Exercise prompt:
Each record is to be transcribed exactly.

[Items listed in a dataset]
===
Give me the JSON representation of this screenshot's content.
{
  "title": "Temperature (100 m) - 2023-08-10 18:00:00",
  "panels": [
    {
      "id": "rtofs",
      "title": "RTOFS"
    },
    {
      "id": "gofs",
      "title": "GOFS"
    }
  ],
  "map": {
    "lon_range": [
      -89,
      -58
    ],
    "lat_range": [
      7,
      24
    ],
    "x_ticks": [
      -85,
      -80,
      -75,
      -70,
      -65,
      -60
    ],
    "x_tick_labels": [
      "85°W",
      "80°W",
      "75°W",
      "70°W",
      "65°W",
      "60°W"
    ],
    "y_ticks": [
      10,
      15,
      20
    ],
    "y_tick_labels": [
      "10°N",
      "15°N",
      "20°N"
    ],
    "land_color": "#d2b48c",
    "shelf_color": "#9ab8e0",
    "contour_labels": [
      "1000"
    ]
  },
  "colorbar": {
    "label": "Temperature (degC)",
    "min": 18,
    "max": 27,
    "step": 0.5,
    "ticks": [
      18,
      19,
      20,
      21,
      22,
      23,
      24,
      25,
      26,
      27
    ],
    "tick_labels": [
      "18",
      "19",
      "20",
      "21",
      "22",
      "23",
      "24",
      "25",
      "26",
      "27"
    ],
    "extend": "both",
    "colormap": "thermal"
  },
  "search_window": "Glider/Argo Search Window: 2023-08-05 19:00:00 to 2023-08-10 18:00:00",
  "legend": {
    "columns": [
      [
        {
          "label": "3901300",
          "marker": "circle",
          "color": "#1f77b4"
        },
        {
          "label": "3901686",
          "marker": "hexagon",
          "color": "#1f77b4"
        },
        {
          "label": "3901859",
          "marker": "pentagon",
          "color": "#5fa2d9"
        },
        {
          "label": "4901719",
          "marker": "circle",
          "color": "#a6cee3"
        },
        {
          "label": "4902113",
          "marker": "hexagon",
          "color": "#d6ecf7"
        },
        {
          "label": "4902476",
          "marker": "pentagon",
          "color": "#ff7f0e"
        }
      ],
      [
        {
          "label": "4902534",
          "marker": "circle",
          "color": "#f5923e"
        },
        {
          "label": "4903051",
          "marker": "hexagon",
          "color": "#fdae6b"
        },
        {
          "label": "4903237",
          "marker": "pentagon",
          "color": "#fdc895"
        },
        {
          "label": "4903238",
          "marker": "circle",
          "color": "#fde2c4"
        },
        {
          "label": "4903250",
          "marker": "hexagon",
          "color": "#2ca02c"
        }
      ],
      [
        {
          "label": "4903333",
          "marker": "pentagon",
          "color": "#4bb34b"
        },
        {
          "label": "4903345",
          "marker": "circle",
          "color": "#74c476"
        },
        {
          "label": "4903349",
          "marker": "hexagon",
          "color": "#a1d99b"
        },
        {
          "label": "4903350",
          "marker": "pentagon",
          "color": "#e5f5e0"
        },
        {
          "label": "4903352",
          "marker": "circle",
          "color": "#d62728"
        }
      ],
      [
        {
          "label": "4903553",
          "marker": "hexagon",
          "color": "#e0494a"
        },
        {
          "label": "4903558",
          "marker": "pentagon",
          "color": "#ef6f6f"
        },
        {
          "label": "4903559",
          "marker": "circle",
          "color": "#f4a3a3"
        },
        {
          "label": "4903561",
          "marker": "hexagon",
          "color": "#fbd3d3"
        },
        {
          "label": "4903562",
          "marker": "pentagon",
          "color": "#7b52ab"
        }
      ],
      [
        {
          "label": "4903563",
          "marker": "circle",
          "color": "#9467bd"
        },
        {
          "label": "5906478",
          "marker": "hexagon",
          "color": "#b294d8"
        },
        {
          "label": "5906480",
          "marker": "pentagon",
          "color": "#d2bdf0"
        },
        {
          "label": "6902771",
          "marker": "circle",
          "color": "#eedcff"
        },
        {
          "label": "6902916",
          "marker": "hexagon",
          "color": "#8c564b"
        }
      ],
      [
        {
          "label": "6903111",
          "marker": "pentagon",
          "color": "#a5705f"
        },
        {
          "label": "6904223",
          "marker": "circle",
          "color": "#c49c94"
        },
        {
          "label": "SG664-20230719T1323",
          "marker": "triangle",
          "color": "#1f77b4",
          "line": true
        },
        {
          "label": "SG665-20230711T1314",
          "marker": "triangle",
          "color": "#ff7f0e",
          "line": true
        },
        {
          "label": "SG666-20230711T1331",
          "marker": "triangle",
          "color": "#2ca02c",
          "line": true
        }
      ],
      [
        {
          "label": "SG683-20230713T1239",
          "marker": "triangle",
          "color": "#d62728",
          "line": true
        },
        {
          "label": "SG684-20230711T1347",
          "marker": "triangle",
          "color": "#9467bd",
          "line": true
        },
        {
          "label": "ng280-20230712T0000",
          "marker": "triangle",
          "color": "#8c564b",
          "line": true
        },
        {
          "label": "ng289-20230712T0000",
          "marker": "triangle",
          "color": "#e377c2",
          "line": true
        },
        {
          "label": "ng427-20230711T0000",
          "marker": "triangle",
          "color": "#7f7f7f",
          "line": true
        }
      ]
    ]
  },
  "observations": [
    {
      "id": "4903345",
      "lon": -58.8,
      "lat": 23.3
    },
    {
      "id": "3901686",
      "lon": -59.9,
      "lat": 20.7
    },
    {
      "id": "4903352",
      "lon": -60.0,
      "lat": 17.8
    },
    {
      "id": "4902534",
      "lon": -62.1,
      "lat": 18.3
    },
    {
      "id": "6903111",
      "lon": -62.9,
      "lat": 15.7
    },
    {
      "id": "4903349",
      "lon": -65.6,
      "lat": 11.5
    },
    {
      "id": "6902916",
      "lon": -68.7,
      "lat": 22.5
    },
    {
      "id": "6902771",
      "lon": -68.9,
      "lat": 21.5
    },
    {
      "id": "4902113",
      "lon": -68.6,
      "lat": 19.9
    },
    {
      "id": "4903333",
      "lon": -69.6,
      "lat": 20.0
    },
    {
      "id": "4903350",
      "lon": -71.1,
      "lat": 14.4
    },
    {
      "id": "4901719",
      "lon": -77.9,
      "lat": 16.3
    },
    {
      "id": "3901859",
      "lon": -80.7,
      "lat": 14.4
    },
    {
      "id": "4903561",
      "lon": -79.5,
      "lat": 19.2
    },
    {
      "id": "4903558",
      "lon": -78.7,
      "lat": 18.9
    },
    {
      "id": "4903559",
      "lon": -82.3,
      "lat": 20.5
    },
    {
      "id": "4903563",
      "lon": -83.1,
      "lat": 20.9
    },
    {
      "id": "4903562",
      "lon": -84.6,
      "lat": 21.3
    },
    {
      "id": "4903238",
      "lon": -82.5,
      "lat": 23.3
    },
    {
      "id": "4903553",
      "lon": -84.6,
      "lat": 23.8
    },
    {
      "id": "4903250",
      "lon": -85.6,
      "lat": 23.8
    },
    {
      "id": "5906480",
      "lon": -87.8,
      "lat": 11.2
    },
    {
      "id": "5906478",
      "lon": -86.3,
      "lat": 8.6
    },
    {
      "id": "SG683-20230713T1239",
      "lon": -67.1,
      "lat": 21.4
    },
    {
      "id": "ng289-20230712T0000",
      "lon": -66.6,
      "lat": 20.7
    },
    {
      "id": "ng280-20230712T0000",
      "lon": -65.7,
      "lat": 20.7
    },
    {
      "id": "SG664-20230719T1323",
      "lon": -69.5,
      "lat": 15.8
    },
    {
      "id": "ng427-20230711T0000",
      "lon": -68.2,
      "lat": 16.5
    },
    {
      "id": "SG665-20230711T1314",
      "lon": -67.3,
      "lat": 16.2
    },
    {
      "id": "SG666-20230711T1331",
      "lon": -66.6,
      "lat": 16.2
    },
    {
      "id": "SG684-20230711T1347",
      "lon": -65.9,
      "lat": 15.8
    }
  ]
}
===
The response:
Give me the JSON representation of this screenshot's content.
{
  "title": "Temperature (100 m) - 2023-08-10 18:00:00",
  "panels": [
    {
      "id": "rtofs",
      "title": "RTOFS"
    },
    {
      "id": "gofs",
      "title": "GOFS"
    }
  ],
  "map": {
    "lon_range": [
      -89,
      -58
    ],
    "lat_range": [
      7,
      24
    ],
    "x_ticks": [
      -85,
      -80,
      -75,
      -70,
      -65,
      -60
    ],
    "x_tick_labels": [
      "85°W",
      "80°W",
      "75°W",
      "70°W",
      "65°W",
      "60°W"
    ],
    "y_ticks": [
      10,
      15,
      20
    ],
    "y_tick_labels": [
      "10°N",
      "15°N",
      "20°N"
    ],
    "land_color": "#d2b48c",
    "shelf_color": "#9ab8e0",
    "contour_labels": [
      "1000"
    ]
  },
  "colorbar": {
    "label": "Temperature (degC)",
    "min": 18,
    "max": 27,
    "step": 0.5,
    "ticks": [
      18,
      19,
      20,
      21,
      22,
      23,
      24,
      25,
      26,
      27
    ],
    "tick_labels": [
      "18",
      "19",
      "20",
      "21",
      "22",
      "23",
      "24",
      "25",
      "26",
      "27"
    ],
    "extend": "both",
    "colormap": "thermal"
  },
  "search_window": "Glider/Argo Search Window: 2023-08-05 19:00:00 to 2023-08-10 18:00:00",
  "legend": {
    "columns": [
      [
        {
          "label": "3901300",
          "marker": "circle",
          "color": "#1f77b4"
        },
        {
          "label": "3901686",
          "marker": "hexagon",
          "color": "#1f77b4"
        },
        {
          "label": "3901859",
          "marker": "pentagon",
          "color": "#5fa2d9"
        },
        {
          "label": "4901719",
          "marker": "circle",
          "color": "#a6cee3"
        },
        {
          "label": "4902113",
          "marker": "hexagon",
          "color": "#d6ecf7"
        },
        {
          "label": "4902476",
          "marker": "pentagon",
          "color": "#ff7f0e"
        }
      ],
      [
        {
          "label": "4902534",
          "marker": "circle",
          "color": "#f5923e"
        },
        {
          "label": "4903051",
          "marker": "hexagon",
          "color": "#fdae6b"
        },
        {
          "label": "4903237",
          "marker": "pentagon",
          "color": "#fdc895"
        },
        {
          "label": "4903238",
          "marker": "circle",
          "color": "#fde2c4"
        },
        {
          "label": "4903250",
          "marker": "hexagon",
          "color": "#2ca02c"
        }
      ],
      [
        {
          "label": "4903333",
          "marker": "pentagon",
          "color": "#4bb34b"
        },
        {
          "label": "4903345",
          "marker": "circle",
          "color": "#74c476"
        },
        {
          "label": "4903349",
          "marker": "hexagon",
          "color": "#a1d99b"
        },
        {
          "label": "4903350",
          "marker": "pentagon",
          "color": "#e5f5e0"
        },
        {
          "label": "4903352",
          "marker": "circle",
          "color": "#d62728"
        }
      ],
      [
        {
          "label": "4903553",
          "marker": "hexagon",
          "color": "#e0494a"
        },
        {
          "label": "4903558",
          "marker": "pentagon",
          "color": "#ef6f6f"
        },
        {
          "label": "4903559",
          "marker": "circle",
          "color": "#f4a3a3"
        },
        {
          "label": "4903561",
          "marker": "hexagon",
          "color": "#fbd3d3"
        },
        {
          "label": "4903562",
          "marker": "pentagon",
          "color": "#7b52ab"
        }
      ],
      [
        {
          "label": "4903563",
          "marker": "circle",
          "color": "#9467bd"
        },
        {
          "label": "5906478",
          "marker": "hexagon",
          "color": "#b294d8"
        },
        {
          "label": "5906480",
          "marker": "pentagon",
          "color": "#d2bdf0"
        },
        {
          "label": "6902771",
          "marker": "circle",
          "color": "#eedcff"
        },
        {
          "label": "6902916",
          "marker": "hexagon",
          "color": "#8c564b"
        }
      ],
      [
        {
          "label": "6903111",
          "marker": "pentagon",
          "color": "#a5705f"
        },
        {
          "label": "6904223",
          "marker": "circle",
          "color": "#c49c94"
        },
        {
          "label": "SG664-20230719T1323",
          "marker": "triangle",
          "color": "#1f77b4",
          "line": true
        },
        {
          "label": "SG665-20230711T1314",
          "marker": "triangle",
          "color": "#ff7f0e",
          "line": true
        },
        {
          "label": "SG666-20230711T1331",
          "marker": "triangle",
          "color": "#2ca02c",
          "line": true
        }
      ],
      [
        {
          "label": "SG683-20230713T1239",
          "marker": "triangle",
          "color": "#d62728",
          "line": true
        },
        {
          "label": "SG684-20230711T1347",
          "marker": "triangle",
          "color": "#9467bd",
          "line": true
        },
        {
          "label": "ng280-20230712T0000",
          "marker": "triangle",
          "color": "#8c564b",
          "line": true
        },
        {
          "label": "ng289-20230712T0000",
          "marker": "triangle",
          "color": "#e377c2",
          "line": true
        },
        {
          "label": "ng427-20230711T0000",
          "marker": "triangle",
          "color": "#7f7f7f",
          "line": true
        }
      ]
    ]
  },
  "observations": [
    {
      "id": "4903345",
      "lon": -58.8,
      "lat": 23.3
    },
    {
      "id": "3901686",
      "lon": -59.9,
      "lat": 20.7
    },
    {
      "id": "4903352",
      "lon": -60.0,
      "lat": 17.8
    },
    {
      "id": "4902534",
      "lon": -62.1,
      "lat": 18.3
    },
    {
      "id": "6903111",
      "lon": -62.9,
      "lat": 15.7
    },
    {
      "id": "4903349",
      "lon": -65.6,
      "lat": 11.5
    },
    {
      "id": "6902916",
      "lon": -68.7,
      "lat": 22.5
    },
    {
      "id": "6902771",
      "lon": -68.9,
      "lat": 21.5
    },
    {
      "id": "4902113",
      "lon": -68.6,
      "lat": 19.9
    },
    {
      "id": "4903333",
      "lon": -69.6,
      "lat": 20.0
    },
    {
      "id": "4903350",
      "lon": -71.1,
      "lat": 14.4
    },
    {
      "id": "4901719",
      "lon": -77.9,
      "lat": 16.3
    },
    {
      "id": "3901859",
      "lon": -80.7,
      "lat": 14.4
    },
    {
      "id": "4903561",
      "lon": -79.5,
      "lat": 19.2
    },
    {
      "id": "4903558",
      "lon": -78.7,
      "lat": 18.9
    },
    {
      "id": "4903559",
      "lon": -82.3,
      "lat": 20.5
    },
    {
      "id": "4903563",
      "lon": -83.1,
      "lat": 20.9
    },
    {
      "id": "4903562",
      "lon": -84.6,
      "lat": 21.3
    },
    {
      "id": "4903238",
      "lon": -82.5,
      "lat": 23.3
    },
    {
      "id": "4903553",
      "lon": -84.6,
      "lat": 23.8
    },
    {
      "id": "4903250",
      "lon": -85.6,
      "lat": 23.8
    },
    {
      "id": "5906480",
      "lon": -87.8,
      "lat": 11.2
    },
    {
      "id": "5906478",
      "lon": -86.3,
      "lat": 8.6
    },
    {
      "id": "SG683-20230713T1239",
      "lon": -67.1,
      "lat": 21.4
    },
    {
      "id": "ng289-20230712T0000",
      "lon": -66.6,
      "lat": 20.7
    },
    {
      "id": "ng280-20230712T0000",
      "lon": -65.7,
      "lat": 20.7
    },
    {
      "id": "SG664-20230719T1323",
      "lon": -69.5,
      "lat": 15.8
    },
    {
      "id": "ng427-20230711T0000",
      "lon": -68.2,
      "lat": 16.5
    },
    {
      "id": "SG665-20230711T1314",
      "lon": -67.3,
      "lat": 16.2
    },
    {
      "id": "SG666-20230711T1331",
      "lon": -66.6,
      "lat": 16.2
    },
    {
      "id": "SG684-20230711T1347",
      "lon": -65.9,
      "lat": 15.8
    }
  ]
}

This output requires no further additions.